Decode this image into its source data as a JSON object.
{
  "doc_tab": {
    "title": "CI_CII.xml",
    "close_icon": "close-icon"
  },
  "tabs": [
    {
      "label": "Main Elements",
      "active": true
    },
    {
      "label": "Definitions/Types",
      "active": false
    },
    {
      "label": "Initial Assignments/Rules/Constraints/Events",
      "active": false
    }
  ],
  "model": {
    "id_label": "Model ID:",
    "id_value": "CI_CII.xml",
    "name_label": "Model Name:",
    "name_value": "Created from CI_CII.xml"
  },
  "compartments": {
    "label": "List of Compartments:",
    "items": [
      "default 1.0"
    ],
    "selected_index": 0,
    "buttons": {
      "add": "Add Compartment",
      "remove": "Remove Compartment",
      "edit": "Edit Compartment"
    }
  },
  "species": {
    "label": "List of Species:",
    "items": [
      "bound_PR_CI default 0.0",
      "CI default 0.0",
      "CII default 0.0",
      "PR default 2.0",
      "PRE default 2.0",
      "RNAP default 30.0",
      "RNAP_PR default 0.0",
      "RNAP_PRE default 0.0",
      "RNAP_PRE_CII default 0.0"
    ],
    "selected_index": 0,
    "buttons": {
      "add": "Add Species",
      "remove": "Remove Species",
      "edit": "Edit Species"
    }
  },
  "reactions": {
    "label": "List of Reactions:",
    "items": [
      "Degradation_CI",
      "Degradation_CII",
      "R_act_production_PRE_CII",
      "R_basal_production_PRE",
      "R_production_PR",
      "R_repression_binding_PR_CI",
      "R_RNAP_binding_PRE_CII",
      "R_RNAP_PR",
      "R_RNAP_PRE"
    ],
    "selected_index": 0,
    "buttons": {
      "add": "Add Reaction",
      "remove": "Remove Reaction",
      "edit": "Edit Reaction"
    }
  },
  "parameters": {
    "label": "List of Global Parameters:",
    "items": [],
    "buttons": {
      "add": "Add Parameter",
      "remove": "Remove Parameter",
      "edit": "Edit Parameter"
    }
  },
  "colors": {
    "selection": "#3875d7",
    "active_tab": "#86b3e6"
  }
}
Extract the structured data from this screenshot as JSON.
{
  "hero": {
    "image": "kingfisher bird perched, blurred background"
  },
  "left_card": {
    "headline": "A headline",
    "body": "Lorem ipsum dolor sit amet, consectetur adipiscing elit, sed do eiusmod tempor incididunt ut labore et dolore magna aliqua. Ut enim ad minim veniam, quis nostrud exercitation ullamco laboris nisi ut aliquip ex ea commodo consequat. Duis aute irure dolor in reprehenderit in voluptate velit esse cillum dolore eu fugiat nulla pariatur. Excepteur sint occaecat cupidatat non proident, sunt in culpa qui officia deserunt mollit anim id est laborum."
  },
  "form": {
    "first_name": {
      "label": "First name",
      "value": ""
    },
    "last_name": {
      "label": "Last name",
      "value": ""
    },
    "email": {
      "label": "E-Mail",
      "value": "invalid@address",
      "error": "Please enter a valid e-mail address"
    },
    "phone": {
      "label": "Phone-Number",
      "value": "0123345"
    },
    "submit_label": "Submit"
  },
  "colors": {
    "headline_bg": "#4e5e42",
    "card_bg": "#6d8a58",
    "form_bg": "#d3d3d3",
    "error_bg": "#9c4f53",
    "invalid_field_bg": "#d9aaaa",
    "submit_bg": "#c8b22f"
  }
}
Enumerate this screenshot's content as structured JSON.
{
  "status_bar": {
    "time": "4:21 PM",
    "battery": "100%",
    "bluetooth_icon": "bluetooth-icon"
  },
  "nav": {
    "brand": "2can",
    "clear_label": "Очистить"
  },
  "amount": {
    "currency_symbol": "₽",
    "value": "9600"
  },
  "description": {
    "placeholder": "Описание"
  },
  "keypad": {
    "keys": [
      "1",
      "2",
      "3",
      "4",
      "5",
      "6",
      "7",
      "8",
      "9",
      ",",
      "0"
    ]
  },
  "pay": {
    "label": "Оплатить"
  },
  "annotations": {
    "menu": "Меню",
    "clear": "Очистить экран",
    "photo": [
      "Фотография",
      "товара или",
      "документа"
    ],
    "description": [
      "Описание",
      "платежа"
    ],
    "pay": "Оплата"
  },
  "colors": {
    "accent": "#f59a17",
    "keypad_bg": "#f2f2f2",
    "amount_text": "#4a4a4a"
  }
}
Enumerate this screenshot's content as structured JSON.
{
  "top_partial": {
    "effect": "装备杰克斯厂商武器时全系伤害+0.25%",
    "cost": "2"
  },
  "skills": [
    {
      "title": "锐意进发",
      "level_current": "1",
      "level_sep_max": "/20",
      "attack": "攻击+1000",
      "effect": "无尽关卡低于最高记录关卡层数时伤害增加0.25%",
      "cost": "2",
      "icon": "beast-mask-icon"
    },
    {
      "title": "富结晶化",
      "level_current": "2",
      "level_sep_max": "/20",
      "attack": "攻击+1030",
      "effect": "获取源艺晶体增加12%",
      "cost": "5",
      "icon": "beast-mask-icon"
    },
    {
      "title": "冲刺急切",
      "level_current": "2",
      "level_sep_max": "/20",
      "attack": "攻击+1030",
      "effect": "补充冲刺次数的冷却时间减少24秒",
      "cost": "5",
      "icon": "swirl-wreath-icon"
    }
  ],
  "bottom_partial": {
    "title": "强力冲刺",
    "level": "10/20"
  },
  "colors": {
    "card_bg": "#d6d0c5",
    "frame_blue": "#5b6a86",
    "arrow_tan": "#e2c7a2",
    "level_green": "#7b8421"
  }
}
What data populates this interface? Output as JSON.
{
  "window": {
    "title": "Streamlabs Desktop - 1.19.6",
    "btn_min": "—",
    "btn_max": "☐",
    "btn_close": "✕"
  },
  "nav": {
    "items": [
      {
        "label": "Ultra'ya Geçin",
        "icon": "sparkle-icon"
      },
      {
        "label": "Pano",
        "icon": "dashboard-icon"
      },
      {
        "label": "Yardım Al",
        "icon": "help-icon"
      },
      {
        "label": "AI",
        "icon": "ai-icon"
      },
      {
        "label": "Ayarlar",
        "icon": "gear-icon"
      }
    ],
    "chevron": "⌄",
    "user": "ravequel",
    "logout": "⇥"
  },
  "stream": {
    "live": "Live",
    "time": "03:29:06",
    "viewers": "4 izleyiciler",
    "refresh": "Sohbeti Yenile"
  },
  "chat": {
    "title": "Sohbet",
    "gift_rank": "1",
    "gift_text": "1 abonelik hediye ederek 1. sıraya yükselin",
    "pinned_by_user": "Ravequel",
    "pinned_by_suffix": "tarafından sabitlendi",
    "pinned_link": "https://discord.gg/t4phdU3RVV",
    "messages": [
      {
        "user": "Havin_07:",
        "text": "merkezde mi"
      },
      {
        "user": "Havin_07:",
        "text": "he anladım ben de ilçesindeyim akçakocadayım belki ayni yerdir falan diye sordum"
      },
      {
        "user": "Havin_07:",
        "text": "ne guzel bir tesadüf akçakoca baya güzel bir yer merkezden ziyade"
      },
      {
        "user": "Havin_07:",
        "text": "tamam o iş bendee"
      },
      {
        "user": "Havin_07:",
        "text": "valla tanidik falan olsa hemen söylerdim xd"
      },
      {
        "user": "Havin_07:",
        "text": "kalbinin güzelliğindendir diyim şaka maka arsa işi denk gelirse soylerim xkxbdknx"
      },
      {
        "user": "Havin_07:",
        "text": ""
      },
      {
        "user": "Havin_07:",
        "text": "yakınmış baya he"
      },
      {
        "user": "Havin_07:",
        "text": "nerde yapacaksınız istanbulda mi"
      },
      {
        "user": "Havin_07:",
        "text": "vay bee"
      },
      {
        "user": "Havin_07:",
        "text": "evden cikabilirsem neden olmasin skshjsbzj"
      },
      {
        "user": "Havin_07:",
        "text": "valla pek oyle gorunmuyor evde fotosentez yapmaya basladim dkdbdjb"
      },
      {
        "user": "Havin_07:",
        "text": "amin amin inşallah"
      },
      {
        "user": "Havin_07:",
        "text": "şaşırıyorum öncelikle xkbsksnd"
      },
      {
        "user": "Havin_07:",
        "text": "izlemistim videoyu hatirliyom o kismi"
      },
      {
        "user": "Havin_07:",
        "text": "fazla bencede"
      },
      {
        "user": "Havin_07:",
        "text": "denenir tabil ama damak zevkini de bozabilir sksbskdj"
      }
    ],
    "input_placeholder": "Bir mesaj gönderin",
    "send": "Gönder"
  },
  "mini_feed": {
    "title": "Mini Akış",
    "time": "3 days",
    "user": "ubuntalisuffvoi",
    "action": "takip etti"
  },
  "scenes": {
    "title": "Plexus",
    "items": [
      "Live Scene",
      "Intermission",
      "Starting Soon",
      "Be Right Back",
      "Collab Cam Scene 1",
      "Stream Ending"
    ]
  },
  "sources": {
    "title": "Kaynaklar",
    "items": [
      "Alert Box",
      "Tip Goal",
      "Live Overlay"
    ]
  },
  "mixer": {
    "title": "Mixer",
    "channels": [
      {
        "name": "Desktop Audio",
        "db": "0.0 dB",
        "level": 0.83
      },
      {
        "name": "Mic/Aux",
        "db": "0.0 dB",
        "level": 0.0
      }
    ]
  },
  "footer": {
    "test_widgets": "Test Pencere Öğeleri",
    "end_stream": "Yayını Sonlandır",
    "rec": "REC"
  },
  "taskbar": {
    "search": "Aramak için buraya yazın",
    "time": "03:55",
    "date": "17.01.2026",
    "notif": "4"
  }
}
────────────────────────────────────────
**Given problem**
List all lines from the entries that include the word "edit".

**Completed task**
      "edit": "Edit Compartment"
      "edit": "Edit Species"
      "edit": "Edit Reaction"
      "edit": "Edit Parameter"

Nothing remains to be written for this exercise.